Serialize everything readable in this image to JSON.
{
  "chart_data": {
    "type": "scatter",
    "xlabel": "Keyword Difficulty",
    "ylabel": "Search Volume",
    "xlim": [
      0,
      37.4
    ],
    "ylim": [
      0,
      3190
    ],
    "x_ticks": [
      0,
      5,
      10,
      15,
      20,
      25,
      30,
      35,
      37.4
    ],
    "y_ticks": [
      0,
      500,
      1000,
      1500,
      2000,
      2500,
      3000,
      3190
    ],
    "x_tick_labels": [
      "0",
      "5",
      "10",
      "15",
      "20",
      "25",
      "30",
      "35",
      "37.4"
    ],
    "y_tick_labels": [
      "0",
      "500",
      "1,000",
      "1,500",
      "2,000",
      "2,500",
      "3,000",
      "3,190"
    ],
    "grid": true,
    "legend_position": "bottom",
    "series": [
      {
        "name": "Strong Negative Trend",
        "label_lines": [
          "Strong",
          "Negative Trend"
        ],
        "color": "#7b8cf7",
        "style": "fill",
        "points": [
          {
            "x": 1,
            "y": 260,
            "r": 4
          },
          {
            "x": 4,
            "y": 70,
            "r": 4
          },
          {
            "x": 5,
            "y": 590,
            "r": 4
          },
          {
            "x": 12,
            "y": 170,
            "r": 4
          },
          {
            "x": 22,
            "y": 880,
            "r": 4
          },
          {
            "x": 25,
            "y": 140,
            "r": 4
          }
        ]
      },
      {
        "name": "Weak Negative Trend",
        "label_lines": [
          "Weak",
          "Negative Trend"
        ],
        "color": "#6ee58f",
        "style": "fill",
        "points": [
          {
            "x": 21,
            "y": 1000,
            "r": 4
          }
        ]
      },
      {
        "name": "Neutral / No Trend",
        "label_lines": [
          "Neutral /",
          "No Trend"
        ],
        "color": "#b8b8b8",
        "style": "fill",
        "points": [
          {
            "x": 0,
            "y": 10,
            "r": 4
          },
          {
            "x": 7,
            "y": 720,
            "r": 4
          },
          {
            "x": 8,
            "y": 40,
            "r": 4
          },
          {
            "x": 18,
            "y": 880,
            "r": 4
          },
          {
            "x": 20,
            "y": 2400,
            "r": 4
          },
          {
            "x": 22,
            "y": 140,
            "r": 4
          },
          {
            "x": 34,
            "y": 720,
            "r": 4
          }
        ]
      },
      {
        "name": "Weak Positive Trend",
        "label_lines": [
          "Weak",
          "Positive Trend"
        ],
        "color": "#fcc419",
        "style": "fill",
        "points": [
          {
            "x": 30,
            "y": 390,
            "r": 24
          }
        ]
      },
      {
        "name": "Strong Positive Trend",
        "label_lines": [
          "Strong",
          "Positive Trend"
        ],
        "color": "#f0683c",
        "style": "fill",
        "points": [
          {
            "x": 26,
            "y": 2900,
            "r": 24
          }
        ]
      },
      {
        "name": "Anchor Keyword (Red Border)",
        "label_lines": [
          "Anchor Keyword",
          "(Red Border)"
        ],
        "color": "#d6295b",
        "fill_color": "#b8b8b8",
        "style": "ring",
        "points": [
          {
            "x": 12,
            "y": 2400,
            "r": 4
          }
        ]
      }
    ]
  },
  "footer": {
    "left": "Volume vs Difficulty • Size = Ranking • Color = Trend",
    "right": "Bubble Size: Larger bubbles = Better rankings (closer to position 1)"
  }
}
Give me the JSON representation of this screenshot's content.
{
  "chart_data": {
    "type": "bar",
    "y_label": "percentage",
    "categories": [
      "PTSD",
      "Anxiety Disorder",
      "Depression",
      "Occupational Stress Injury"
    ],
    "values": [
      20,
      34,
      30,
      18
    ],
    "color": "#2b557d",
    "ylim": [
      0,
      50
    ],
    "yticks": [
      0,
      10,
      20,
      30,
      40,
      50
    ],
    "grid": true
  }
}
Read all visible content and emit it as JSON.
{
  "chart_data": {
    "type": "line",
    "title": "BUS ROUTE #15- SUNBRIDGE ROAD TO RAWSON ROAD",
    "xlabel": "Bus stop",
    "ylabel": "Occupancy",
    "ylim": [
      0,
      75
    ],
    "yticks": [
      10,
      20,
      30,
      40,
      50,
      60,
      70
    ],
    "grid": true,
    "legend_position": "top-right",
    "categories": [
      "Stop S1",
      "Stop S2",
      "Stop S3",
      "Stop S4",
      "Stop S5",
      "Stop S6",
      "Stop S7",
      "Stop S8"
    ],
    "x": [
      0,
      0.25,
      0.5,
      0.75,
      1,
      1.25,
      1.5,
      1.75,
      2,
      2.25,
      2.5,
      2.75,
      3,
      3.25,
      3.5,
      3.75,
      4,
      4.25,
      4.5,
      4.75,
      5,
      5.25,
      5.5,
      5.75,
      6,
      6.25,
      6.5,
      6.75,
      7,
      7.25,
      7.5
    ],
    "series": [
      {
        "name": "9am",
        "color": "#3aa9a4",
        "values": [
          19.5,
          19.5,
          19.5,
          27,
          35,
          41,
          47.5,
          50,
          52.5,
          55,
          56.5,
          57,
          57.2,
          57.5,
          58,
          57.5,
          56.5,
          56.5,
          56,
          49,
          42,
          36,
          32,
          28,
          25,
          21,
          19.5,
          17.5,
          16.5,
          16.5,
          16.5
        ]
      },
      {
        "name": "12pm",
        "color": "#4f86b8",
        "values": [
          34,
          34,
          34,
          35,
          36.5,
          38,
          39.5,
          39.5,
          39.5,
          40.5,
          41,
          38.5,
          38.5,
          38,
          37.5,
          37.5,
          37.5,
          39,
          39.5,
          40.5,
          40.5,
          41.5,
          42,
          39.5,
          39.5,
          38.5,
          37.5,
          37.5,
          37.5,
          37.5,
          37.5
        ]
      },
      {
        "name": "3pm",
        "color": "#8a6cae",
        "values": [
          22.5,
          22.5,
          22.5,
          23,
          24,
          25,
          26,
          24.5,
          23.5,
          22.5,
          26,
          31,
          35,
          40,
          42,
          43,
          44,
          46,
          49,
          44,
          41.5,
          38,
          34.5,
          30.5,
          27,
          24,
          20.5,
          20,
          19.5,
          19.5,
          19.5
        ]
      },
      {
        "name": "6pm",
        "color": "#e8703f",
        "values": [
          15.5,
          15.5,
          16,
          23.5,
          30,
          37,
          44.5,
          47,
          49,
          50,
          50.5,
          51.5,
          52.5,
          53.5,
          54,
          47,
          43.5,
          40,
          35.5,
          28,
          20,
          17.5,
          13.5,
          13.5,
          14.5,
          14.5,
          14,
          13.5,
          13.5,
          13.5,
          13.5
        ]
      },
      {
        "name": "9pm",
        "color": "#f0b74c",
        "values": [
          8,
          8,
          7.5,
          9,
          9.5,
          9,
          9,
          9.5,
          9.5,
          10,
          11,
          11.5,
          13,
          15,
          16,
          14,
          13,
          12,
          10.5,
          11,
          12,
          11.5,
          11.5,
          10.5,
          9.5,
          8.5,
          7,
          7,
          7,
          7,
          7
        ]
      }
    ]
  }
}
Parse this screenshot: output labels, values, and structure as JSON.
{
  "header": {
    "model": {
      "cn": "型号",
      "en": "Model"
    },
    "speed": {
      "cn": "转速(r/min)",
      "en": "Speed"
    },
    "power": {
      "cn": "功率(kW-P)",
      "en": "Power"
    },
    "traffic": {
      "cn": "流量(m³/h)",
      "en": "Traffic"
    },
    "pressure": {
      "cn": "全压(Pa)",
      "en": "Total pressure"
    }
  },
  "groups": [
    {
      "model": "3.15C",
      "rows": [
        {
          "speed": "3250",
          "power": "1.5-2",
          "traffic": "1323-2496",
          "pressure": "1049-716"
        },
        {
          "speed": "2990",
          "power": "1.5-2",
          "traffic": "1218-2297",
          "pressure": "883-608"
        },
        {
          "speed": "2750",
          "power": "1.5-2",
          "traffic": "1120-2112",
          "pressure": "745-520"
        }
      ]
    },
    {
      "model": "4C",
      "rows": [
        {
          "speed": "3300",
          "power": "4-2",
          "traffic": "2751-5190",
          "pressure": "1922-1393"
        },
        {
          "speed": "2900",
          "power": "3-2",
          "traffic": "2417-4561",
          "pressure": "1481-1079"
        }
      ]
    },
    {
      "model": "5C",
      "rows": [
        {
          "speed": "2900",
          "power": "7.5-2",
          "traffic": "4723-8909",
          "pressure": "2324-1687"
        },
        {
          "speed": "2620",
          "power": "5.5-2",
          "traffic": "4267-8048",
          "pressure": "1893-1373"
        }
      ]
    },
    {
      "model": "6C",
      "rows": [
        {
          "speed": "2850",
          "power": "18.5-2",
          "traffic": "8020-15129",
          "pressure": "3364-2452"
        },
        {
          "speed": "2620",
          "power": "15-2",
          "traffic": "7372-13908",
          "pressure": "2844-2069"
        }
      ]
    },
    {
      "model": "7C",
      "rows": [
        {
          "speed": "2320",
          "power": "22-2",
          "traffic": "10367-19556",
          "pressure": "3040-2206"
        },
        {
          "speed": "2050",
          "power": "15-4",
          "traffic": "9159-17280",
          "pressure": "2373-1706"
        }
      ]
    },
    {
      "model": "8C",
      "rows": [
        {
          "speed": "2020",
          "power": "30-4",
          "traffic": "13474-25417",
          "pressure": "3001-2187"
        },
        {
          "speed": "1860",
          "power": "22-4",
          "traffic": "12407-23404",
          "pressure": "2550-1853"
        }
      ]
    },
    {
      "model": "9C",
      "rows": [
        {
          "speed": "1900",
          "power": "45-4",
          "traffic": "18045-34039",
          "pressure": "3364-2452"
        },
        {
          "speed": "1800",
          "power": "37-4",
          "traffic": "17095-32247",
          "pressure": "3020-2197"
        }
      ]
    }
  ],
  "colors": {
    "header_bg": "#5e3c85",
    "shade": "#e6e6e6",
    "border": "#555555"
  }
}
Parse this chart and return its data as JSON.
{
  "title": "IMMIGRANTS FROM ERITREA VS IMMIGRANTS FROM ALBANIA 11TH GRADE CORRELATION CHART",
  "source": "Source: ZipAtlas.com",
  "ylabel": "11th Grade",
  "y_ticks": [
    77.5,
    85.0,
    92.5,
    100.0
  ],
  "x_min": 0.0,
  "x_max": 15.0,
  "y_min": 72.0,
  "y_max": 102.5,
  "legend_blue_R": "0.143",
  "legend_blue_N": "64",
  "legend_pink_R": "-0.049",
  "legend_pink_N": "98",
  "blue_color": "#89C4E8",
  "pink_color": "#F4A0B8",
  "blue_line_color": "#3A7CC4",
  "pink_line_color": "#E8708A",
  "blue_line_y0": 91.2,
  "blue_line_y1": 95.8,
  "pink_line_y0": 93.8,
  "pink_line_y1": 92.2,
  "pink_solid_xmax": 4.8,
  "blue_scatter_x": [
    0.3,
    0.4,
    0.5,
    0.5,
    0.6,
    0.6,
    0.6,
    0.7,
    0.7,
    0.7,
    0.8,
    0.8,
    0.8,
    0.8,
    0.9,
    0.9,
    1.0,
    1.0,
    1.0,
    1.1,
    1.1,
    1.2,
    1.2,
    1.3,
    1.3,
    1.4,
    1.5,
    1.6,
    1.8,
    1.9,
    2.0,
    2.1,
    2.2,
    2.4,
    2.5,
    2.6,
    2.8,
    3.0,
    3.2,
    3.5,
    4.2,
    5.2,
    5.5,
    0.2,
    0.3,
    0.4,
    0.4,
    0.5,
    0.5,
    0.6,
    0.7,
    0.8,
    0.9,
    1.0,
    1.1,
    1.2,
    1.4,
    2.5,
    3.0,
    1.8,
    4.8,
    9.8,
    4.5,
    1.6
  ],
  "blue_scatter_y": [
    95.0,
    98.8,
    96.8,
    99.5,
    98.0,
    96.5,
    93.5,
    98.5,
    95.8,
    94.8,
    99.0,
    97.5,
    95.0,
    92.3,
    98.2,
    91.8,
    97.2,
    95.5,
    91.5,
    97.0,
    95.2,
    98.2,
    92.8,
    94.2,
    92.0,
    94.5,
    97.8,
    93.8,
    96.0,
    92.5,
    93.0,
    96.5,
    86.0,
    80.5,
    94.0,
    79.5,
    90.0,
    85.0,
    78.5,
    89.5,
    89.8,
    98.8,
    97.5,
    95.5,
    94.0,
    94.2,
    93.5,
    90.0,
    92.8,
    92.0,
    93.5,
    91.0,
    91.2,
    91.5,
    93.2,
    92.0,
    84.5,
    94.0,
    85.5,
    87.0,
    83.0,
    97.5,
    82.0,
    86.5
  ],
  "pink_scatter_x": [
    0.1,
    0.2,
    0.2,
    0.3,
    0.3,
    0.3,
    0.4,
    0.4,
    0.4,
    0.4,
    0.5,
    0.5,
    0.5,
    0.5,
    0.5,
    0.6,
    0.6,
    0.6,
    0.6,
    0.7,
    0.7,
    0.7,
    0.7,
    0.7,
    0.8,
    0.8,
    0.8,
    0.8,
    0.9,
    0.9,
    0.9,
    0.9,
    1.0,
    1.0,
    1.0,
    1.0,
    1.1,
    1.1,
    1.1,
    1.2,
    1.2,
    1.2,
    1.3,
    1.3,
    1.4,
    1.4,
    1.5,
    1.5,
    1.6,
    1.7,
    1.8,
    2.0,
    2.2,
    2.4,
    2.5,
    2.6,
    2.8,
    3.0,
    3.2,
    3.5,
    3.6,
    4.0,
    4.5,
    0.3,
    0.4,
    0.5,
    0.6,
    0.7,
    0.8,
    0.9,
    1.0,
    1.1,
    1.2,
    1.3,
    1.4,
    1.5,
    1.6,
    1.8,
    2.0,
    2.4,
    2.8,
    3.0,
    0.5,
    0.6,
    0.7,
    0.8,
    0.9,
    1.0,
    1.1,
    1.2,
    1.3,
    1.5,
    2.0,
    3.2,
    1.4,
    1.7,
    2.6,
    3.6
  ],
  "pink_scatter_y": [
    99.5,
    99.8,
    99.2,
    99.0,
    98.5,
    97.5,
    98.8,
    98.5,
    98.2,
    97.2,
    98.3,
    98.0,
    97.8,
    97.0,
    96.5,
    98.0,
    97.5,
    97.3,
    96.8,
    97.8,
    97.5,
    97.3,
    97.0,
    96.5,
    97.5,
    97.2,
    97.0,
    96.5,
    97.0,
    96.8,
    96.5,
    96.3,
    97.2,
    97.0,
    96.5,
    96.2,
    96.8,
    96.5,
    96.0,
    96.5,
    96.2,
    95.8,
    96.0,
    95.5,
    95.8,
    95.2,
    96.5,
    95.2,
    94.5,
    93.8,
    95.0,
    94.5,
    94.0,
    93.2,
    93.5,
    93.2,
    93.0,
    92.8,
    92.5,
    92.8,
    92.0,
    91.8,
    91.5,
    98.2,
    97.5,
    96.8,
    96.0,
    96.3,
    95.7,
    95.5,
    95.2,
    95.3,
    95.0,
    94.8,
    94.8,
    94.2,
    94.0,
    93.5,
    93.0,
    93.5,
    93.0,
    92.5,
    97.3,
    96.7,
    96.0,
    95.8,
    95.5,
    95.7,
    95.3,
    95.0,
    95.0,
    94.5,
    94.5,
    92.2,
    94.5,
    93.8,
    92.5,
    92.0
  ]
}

____________

*WHAT TO DO*.
Within the listing above, work out how many lines contain the string "Volume", and reply with that number only.

*PROBLEM SOLUTION*.
2